▶ WHAT YOU WILL DO
Reproduce the listing below without changes, except that pictures are left out.

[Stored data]

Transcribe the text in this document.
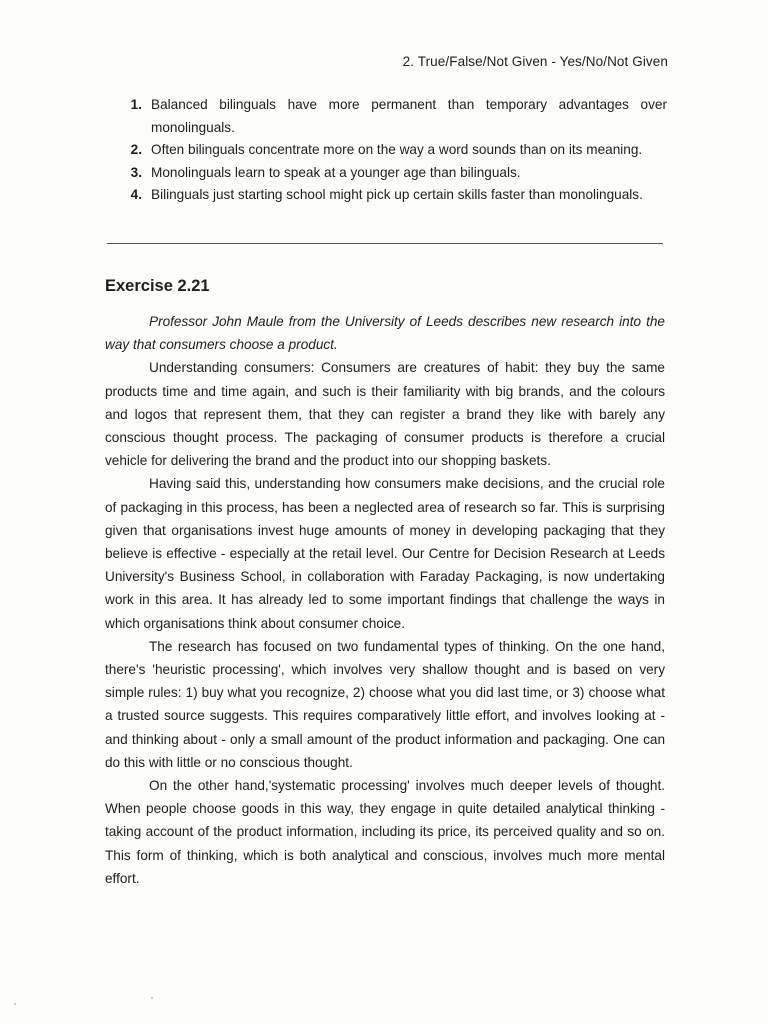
2. True/False/Not Given - Yes/No/Not Given
1. Balanced bilinguals have more permanent than temporary advantages over monolinguals.
2. Often bilinguals concentrate more on the way a word sounds than on its meaning.
3. Monolinguals learn to speak at a younger age than bilinguals.
4. Bilinguals just starting school might pick up certain skills faster than monolinguals.
Exercise 2.21

Professor John Maule from the University of Leeds describes new research into the way that consumers choose a product.

Understanding consumers: Consumers are creatures of habit: they buy the same products time and time again, and such is their familiarity with big brands, and the colours and logos that represent them, that they can register a brand they like with barely any conscious thought process. The packaging of consumer products is therefore a crucial vehicle for delivering the brand and the product into our shopping baskets.

Having said this, understanding how consumers make decisions, and the crucial role of packaging in this process, has been a neglected area of research so far. This is surprising given that organisations invest huge amounts of money in developing packaging that they believe is effective - especially at the retail level. Our Centre for Decision Research at Leeds University's Business School, in collaboration with Faraday Packaging, is now undertaking work in this area. It has already led to some important findings that challenge the ways in which organisations think about consumer choice.

The research has focused on two fundamental types of thinking. On the one hand, there's 'heuristic processing', which involves very shallow thought and is based on very simple rules: 1) buy what you recognize, 2) choose what you did last time, or 3) choose what a trusted source suggests. This requires comparatively little effort, and involves looking at - and thinking about - only a small amount of the product information and packaging. One can do this with little or no conscious thought.

On the other hand,'systematic processing' involves much deeper levels of thought. When people choose goods in this way, they engage in quite detailed analytical thinking - taking account of the product information, including its price, its perceived quality and so on. This form of thinking, which is both analytical and conscious, involves much more mental effort.
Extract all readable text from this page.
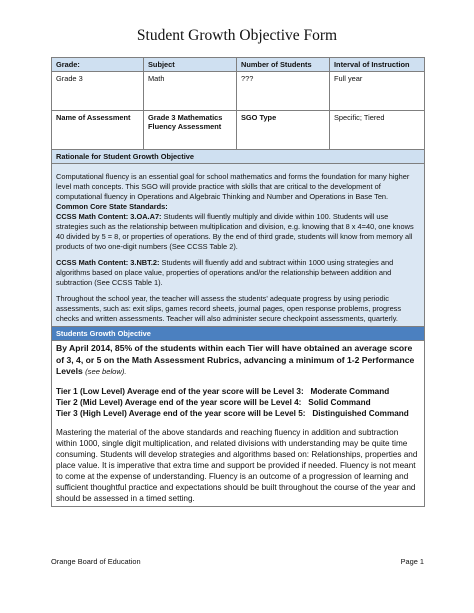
Student Growth Objective Form
Grade:	Subject	Number of Students	Interval of Instruction
Grade 3	Math	???	Full year
Name of Assessment	Grade 3 Mathematics Fluency Assessment	SGO Type	Specific; Tiered
Rationale for Student Growth Objective			

Computational fluency is an essential goal for school mathematics and forms the foundation for many higher level math concepts. This SGO will provide practice with skills that are critical to the development of computational fluency in Operations and Algebraic Thinking and Number and Operations in Base Ten.

Common Core State Standards:

CCSS Math Content: 3.OA.A7: Students will fluently multiply and divide within 100. Students will use strategies such as the relationship between multiplication and division, e.g. knowing that 8 x 4=40, one knows 40 divided by 5 = 8, or properties of operations. By the end of third grade, students will know from memory all products of two one-digit numbers (See CCSS Table 2).

CCSS Math Content: 3.NBT.2: Students will fluently add and subtract within 1000 using strategies and algorithms based on place value, properties of operations and/or the relationship between addition and subtraction (See CCSS Table 1).

Throughout the school year, the teacher will assess the students' adequate progress by using periodic assessments, such as: exit slips, games record sheets, journal pages, open response problems, progress checks and written assessments. Teacher will also administer secure checkpoint assessments, quarterly.			

Students Growth Objective			

By April 2014, 85% of the students within each Tier will have obtained an average score of 3, 4, or 5 on the Math Assessment Rubrics, advancing a minimum of 1-2 Performance Levels (see below).

Tier 1 (Low Level) Average end of the year score will be Level 3: Moderate Command

Tier 2 (Mid Level) Average end of the year score will be Level 4: Solid Command

Tier 3 (High Level) Average end of the year score will be Level 5: Distinguished Command

Mastering the material of the above standards and reaching fluency in addition and subtraction within 1000, single digit multiplication, and related divisions with understanding may be quite time consuming. Students will develop strategies and algorithms based on: Relationships, properties and place value. It is imperative that extra time and support be provided if needed. Fluency is not meant to come at the expense of understanding. Fluency is an outcome of a progression of learning and sufficient thoughtful practice and expectations should be built throughout the course of the year and should be assessed in a timed setting.			

Orange Board of Education	Page 1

▶ ANSWER FOR THE TASK
Transcribe the text in this document.
2. True/False/Not Given - Yes/No/Not Given
1. Balanced bilinguals have more permanent than temporary advantages over monolinguals.
2. Often bilinguals concentrate more on the way a word sounds than on its meaning.
3. Monolinguals learn to speak at a younger age than bilinguals.
4. Bilinguals just starting school might pick up certain skills faster than monolinguals.
Exercise 2.21

Professor John Maule from the University of Leeds describes new research into the way that consumers choose a product.

Understanding consumers: Consumers are creatures of habit: they buy the same products time and time again, and such is their familiarity with big brands, and the colours and logos that represent them, that they can register a brand they like with barely any conscious thought process. The packaging of consumer products is therefore a crucial vehicle for delivering the brand and the product into our shopping baskets.

Having said this, understanding how consumers make decisions, and the crucial role of packaging in this process, has been a neglected area of research so far. This is surprising given that organisations invest huge amounts of money in developing packaging that they believe is effective - especially at the retail level. Our Centre for Decision Research at Leeds University's Business School, in collaboration with Faraday Packaging, is now undertaking work in this area. It has already led to some important findings that challenge the ways in which organisations think about consumer choice.

The research has focused on two fundamental types of thinking. On the one hand, there's 'heuristic processing', which involves very shallow thought and is based on very simple rules: 1) buy what you recognize, 2) choose what you did last time, or 3) choose what a trusted source suggests. This requires comparatively little effort, and involves looking at - and thinking about - only a small amount of the product information and packaging. One can do this with little or no conscious thought.

On the other hand,'systematic processing' involves much deeper levels of thought. When people choose goods in this way, they engage in quite detailed analytical thinking - taking account of the product information, including its price, its perceived quality and so on. This form of thinking, which is both analytical and conscious, involves much more mental effort.
Extract all readable text from this page.
Student Growth Objective Form
Grade:	Subject	Number of Students	Interval of Instruction
Grade 3	Math	???	Full year
Name of Assessment	Grade 3 Mathematics Fluency Assessment	SGO Type	Specific; Tiered
Rationale for Student Growth Objective			

Computational fluency is an essential goal for school mathematics and forms the foundation for many higher level math concepts. This SGO will provide practice with skills that are critical to the development of computational fluency in Operations and Algebraic Thinking and Number and Operations in Base Ten.

Common Core State Standards:

CCSS Math Content: 3.OA.A7: Students will fluently multiply and divide within 100. Students will use strategies such as the relationship between multiplication and division, e.g. knowing that 8 x 4=40, one knows 40 divided by 5 = 8, or properties of operations. By the end of third grade, students will know from memory all products of two one-digit numbers (See CCSS Table 2).

CCSS Math Content: 3.NBT.2: Students will fluently add and subtract within 1000 using strategies and algorithms based on place value, properties of operations and/or the relationship between addition and subtraction (See CCSS Table 1).

Throughout the school year, the teacher will assess the students' adequate progress by using periodic assessments, such as: exit slips, games record sheets, journal pages, open response problems, progress checks and written assessments. Teacher will also administer secure checkpoint assessments, quarterly.			

Students Growth Objective			

By April 2014, 85% of the students within each Tier will have obtained an average score of 3, 4, or 5 on the Math Assessment Rubrics, advancing a minimum of 1-2 Performance Levels (see below).

Tier 1 (Low Level) Average end of the year score will be Level 3: Moderate Command

Tier 2 (Mid Level) Average end of the year score will be Level 4: Solid Command

Tier 3 (High Level) Average end of the year score will be Level 5: Distinguished Command

Mastering the material of the above standards and reaching fluency in addition and subtraction within 1000, single digit multiplication, and related divisions with understanding may be quite time consuming. Students will develop strategies and algorithms based on: Relationships, properties and place value. It is imperative that extra time and support be provided if needed. Fluency is not meant to come at the expense of understanding. Fluency is an outcome of a progression of learning and sufficient thoughtful practice and expectations should be built throughout the course of the year and should be assessed in a timed setting.			

Orange Board of Education	Page 1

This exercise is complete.